Stated exercise: Please reproduce without any change the lines below, from the line with "- building-floors: 5: [581, 722, 622, 837]" up to and including the line with "803, 1364, 818]".

◆ ◆ ◆ ◆ ◆ ◆ ◆

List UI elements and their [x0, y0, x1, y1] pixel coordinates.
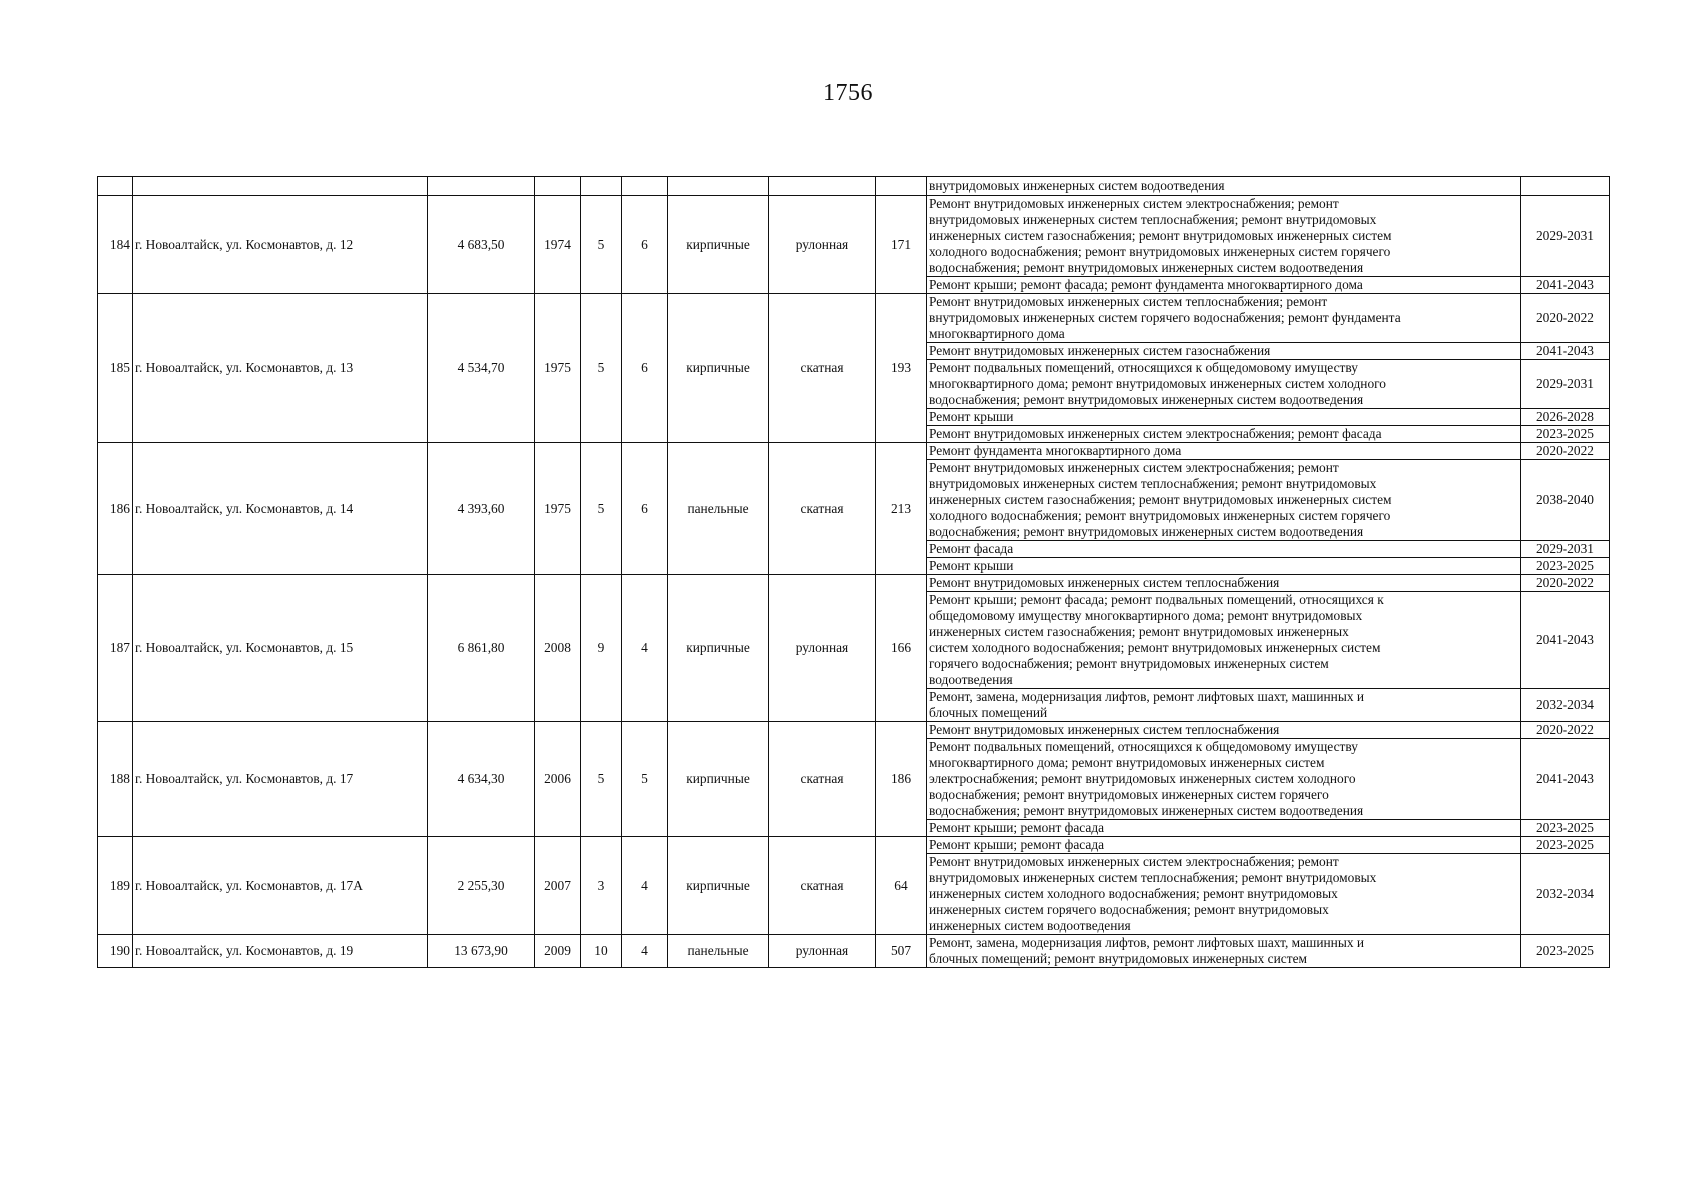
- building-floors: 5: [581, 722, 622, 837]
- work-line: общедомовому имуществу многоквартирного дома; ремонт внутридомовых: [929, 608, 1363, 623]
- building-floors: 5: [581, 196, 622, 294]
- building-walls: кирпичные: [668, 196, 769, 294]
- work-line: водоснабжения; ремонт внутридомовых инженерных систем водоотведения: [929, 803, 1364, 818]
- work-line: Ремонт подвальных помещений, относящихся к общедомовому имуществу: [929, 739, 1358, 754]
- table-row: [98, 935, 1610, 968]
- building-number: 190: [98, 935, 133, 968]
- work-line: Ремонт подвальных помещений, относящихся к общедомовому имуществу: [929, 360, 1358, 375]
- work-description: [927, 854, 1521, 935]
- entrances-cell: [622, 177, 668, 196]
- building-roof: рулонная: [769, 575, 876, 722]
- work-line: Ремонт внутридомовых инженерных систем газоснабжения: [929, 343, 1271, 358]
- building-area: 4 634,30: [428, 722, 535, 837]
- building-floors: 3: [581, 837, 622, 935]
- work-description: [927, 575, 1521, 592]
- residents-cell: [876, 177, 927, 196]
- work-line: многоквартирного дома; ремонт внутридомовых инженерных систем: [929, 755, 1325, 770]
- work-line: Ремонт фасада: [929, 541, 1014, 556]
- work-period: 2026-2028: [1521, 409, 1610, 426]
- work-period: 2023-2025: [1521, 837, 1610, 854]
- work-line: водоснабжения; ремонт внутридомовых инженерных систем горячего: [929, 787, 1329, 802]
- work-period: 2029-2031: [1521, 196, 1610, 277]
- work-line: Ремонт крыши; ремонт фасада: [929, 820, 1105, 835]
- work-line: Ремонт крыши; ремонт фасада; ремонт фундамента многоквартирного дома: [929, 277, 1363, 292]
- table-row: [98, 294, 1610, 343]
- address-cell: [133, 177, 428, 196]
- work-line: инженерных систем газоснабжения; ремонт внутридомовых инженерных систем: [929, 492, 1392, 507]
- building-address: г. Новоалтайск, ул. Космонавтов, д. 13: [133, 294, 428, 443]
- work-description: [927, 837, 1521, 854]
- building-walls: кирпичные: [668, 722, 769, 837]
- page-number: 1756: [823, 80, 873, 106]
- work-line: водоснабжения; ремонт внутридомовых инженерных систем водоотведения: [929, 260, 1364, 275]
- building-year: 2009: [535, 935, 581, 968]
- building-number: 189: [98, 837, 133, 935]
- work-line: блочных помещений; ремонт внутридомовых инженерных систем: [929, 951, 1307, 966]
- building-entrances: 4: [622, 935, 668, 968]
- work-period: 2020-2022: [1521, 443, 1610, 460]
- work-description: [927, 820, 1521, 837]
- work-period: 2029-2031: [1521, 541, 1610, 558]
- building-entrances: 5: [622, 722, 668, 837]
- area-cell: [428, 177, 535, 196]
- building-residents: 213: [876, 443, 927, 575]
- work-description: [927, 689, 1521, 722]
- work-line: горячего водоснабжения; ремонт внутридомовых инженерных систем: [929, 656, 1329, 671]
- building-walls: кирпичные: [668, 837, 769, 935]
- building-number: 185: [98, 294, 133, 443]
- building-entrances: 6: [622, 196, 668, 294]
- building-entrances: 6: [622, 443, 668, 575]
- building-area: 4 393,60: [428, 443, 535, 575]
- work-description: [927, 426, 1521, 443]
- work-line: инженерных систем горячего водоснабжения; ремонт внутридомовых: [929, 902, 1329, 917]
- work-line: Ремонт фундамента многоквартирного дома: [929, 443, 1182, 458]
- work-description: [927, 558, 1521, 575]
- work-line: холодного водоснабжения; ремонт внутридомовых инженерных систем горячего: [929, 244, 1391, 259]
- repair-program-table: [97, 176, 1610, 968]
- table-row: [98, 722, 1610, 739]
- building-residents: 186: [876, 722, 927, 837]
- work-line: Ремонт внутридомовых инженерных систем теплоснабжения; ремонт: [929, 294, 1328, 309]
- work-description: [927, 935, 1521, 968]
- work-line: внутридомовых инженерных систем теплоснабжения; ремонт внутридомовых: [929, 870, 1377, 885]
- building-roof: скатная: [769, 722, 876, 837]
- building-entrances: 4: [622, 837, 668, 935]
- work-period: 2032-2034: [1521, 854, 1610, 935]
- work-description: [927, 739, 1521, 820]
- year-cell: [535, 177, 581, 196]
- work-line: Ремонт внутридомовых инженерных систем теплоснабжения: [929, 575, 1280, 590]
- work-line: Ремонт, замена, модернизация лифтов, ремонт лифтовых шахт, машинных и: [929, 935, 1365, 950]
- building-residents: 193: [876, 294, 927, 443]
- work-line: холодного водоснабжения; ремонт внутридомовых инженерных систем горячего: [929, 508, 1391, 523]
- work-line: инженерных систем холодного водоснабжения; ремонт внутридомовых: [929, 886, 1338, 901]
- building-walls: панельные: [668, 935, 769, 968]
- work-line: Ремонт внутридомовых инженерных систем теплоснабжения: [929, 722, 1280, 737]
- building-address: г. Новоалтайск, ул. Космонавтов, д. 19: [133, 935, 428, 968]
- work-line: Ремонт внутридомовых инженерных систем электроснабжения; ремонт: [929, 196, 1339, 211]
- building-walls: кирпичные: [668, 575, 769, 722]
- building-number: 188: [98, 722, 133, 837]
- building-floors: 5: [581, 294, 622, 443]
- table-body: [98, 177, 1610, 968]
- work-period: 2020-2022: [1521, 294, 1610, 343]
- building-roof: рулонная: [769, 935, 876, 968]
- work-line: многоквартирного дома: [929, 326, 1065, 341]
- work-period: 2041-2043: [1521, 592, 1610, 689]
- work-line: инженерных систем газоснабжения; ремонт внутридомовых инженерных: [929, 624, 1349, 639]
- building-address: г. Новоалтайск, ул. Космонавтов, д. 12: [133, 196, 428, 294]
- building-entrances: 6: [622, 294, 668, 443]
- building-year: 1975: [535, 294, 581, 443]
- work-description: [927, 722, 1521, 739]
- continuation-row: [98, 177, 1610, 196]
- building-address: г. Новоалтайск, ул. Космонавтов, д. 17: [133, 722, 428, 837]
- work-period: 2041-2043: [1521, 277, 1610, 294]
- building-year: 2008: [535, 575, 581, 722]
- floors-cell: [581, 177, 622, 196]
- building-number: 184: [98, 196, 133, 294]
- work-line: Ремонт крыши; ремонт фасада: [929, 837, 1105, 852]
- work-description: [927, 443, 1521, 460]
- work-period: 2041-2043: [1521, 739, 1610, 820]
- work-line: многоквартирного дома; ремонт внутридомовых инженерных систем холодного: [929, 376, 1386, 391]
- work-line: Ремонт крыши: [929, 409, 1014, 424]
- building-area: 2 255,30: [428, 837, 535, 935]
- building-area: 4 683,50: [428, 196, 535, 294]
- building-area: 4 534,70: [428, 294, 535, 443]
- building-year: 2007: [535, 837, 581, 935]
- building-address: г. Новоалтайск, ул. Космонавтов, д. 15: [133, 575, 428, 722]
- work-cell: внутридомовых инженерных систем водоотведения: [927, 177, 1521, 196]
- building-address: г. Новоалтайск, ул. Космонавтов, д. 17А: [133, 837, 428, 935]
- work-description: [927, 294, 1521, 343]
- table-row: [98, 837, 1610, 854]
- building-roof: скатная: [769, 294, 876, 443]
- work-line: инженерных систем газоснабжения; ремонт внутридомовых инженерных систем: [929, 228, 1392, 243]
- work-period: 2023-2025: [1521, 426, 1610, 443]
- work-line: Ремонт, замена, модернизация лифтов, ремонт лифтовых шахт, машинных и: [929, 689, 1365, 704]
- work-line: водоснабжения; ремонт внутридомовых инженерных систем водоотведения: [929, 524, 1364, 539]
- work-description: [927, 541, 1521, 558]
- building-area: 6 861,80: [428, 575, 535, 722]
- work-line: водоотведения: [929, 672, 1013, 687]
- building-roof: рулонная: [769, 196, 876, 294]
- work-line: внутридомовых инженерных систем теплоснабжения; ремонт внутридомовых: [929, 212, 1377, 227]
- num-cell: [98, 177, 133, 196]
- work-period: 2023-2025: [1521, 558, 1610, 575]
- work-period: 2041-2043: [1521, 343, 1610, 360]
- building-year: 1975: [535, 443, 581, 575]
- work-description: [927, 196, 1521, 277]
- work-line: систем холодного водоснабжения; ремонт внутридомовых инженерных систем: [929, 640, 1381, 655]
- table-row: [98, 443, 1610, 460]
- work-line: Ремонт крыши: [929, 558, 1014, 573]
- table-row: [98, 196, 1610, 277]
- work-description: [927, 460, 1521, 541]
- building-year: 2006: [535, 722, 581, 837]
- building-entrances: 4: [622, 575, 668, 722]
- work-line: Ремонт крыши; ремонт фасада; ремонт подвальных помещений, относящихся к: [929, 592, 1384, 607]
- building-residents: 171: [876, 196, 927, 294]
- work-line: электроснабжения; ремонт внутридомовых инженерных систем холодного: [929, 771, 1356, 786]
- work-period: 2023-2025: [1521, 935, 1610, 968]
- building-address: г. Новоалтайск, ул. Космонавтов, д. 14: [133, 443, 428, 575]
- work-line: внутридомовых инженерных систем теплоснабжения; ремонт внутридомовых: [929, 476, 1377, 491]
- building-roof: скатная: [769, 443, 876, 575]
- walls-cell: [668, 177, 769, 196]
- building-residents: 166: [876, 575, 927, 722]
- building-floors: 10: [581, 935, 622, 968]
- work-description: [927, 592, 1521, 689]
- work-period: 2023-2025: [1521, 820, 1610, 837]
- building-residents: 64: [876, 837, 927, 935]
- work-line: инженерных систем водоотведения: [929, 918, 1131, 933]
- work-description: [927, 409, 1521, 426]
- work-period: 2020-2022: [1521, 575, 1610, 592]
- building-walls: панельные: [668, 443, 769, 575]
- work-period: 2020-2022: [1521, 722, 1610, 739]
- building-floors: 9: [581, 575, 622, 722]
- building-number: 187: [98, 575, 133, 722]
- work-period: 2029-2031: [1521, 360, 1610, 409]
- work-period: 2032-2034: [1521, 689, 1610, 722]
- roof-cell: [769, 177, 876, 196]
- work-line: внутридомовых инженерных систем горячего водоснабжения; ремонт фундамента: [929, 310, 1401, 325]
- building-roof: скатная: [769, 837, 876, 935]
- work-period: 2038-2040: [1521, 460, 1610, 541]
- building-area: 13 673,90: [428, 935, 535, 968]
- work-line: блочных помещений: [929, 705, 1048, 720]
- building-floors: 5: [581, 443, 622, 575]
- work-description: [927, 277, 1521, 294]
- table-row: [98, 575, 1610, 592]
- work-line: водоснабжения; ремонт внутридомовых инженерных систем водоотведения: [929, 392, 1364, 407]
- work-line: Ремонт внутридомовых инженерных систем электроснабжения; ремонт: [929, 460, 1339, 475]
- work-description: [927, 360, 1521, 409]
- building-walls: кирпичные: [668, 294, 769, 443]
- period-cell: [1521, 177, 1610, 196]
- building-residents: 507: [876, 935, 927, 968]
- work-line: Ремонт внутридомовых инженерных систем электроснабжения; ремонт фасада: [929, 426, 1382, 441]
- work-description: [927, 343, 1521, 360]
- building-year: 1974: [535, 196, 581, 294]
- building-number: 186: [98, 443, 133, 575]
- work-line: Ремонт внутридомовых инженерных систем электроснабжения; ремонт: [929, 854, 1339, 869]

◆ ◆ ◆ ◆ ◆ ◆ ◆

The response:
- building-floors: 5: [581, 722, 622, 837]
- work-line: общедомовому имуществу многоквартирного дома; ремонт внутридомовых: [929, 608, 1363, 623]
- building-floors: 5: [581, 196, 622, 294]
- building-walls: кирпичные: [668, 196, 769, 294]
- work-line: водоснабжения; ремонт внутридомовых инженерных систем водоотведения: [929, 803, 1364, 818]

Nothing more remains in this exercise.